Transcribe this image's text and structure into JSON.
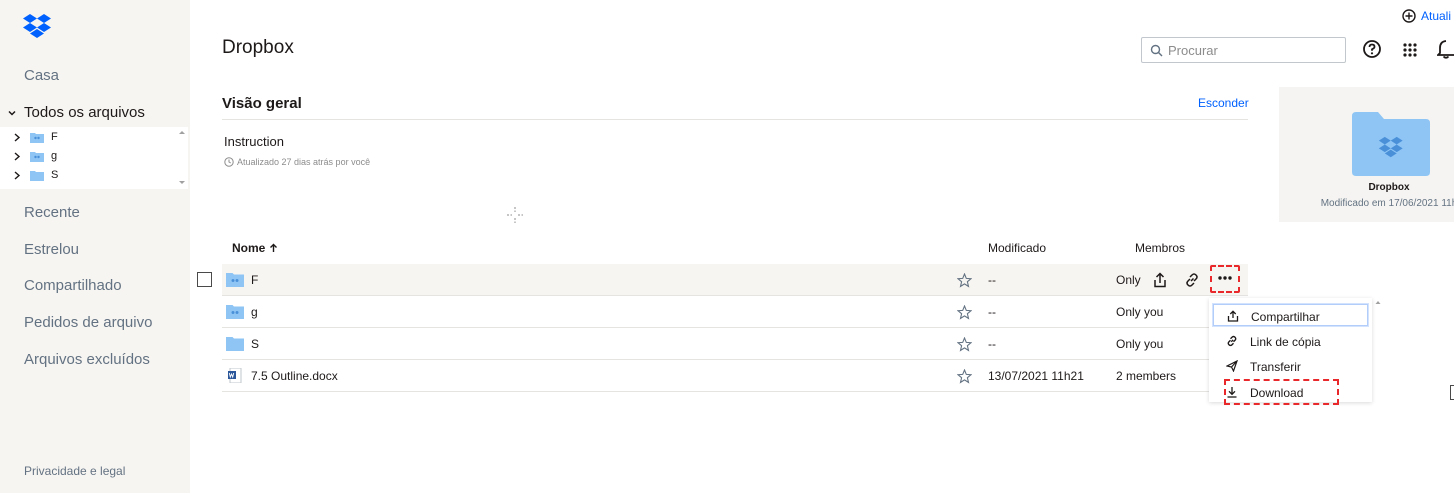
{
  "app": {
    "title": "Dropbox",
    "upgrade_label": "Atuali"
  },
  "sidebar": {
    "home": "Casa",
    "all_files": "Todos os arquivos",
    "tree": [
      {
        "label": "F"
      },
      {
        "label": "g"
      },
      {
        "label": "S"
      }
    ],
    "recent": "Recente",
    "starred": "Estrelou",
    "shared": "Compartilhado",
    "file_requests": "Pedidos de arquivo",
    "deleted": "Arquivos excluídos",
    "privacy": "Privacidade e legal"
  },
  "search": {
    "placeholder": "Procurar",
    "value": ""
  },
  "overview": {
    "title": "Visão geral",
    "hide_label": "Esconder",
    "description": "Instruction",
    "updated": "Atualizado 27 dias atrás por você"
  },
  "preview": {
    "name": "Dropbox",
    "modified": "Modificado em 17/06/2021 11h"
  },
  "table": {
    "col_name": "Nome",
    "col_modified": "Modificado",
    "col_members": "Membros",
    "rows": [
      {
        "name": "F",
        "modified": "--",
        "members": "Only"
      },
      {
        "name": "g",
        "modified": "--",
        "members": "Only you"
      },
      {
        "name": "S",
        "modified": "--",
        "members": "Only you"
      },
      {
        "name": "7.5 Outline.docx",
        "modified": "13/07/2021 11h21",
        "members": "2 members"
      }
    ]
  },
  "menu": {
    "share": "Compartilhar",
    "copy_link": "Link de cópia",
    "transfer": "Transferir",
    "download": "Download"
  },
  "colors": {
    "accent": "#0061fe",
    "folder": "#8ec5f5",
    "highlight_dashed": "#e8282b",
    "sidebar_bg": "#f7f5f2"
  },
  "icons": {
    "logo": "dropbox-logo-icon",
    "help": "help-icon",
    "apps": "apps-grid-icon",
    "notifications": "bell-icon"
  }
}
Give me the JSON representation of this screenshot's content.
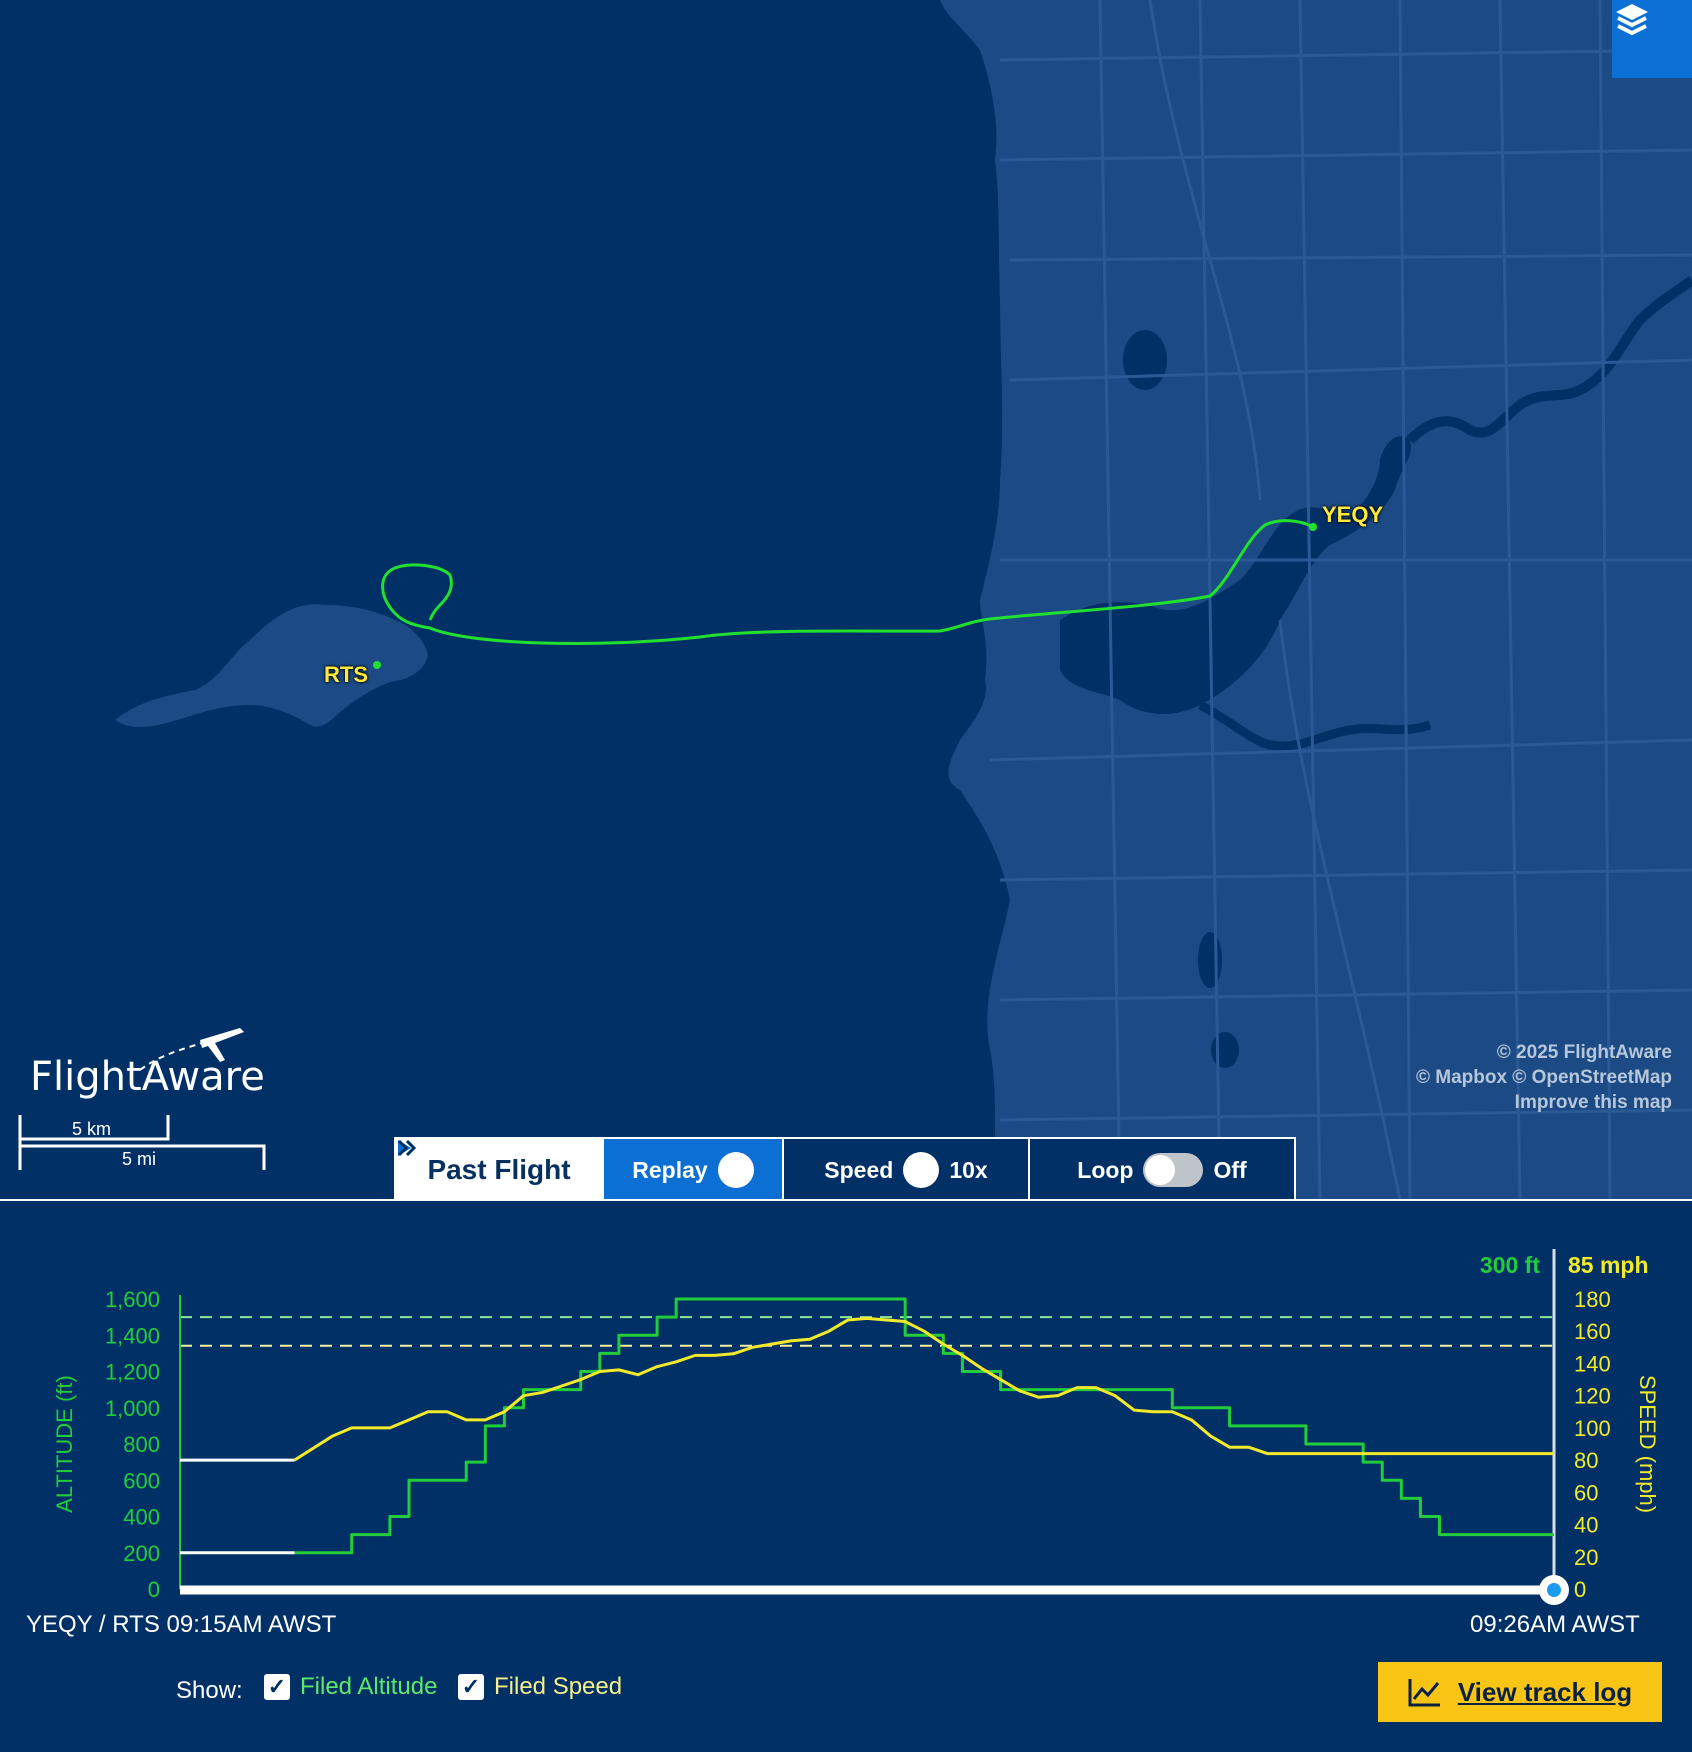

Short problem:
Omit every picture, then reproduce the rest of the listing exactly.

Solution:
Transcribe this image's text and structure into JSON.
{
  "app": {
    "title": "Dropbox",
    "upgrade_label": "Atuali"
  },
  "sidebar": {
    "home": "Casa",
    "all_files": "Todos os arquivos",
    "tree": [
      {
        "label": "F"
      },
      {
        "label": "g"
      },
      {
        "label": "S"
      }
    ],
    "recent": "Recente",
    "starred": "Estrelou",
    "shared": "Compartilhado",
    "file_requests": "Pedidos de arquivo",
    "deleted": "Arquivos excluídos",
    "privacy": "Privacidade e legal"
  },
  "search": {
    "placeholder": "Procurar",
    "value": ""
  },
  "overview": {
    "title": "Visão geral",
    "hide_label": "Esconder",
    "description": "Instruction",
    "updated": "Atualizado 27 dias atrás por você"
  },
  "preview": {
    "name": "Dropbox",
    "modified": "Modificado em 17/06/2021 11h"
  },
  "table": {
    "col_name": "Nome",
    "col_modified": "Modificado",
    "col_members": "Membros",
    "rows": [
      {
        "name": "F",
        "modified": "--",
        "members": "Only"
      },
      {
        "name": "g",
        "modified": "--",
        "members": "Only you"
      },
      {
        "name": "S",
        "modified": "--",
        "members": "Only you"
      },
      {
        "name": "7.5 Outline.docx",
        "modified": "13/07/2021 11h21",
        "members": "2 members"
      }
    ]
  },
  "menu": {
    "share": "Compartilhar",
    "copy_link": "Link de cópia",
    "transfer": "Transferir",
    "download": "Download"
  },
  "colors": {
    "accent": "#0061fe",
    "folder": "#8ec5f5",
    "highlight_dashed": "#e8282b",
    "sidebar_bg": "#f7f5f2"
  },
  "icons": {
    "logo": "dropbox-logo-icon",
    "help": "help-icon",
    "apps": "apps-grid-icon",
    "notifications": "bell-icon"
  }
}
Give me the JSON representation of this screenshot's content.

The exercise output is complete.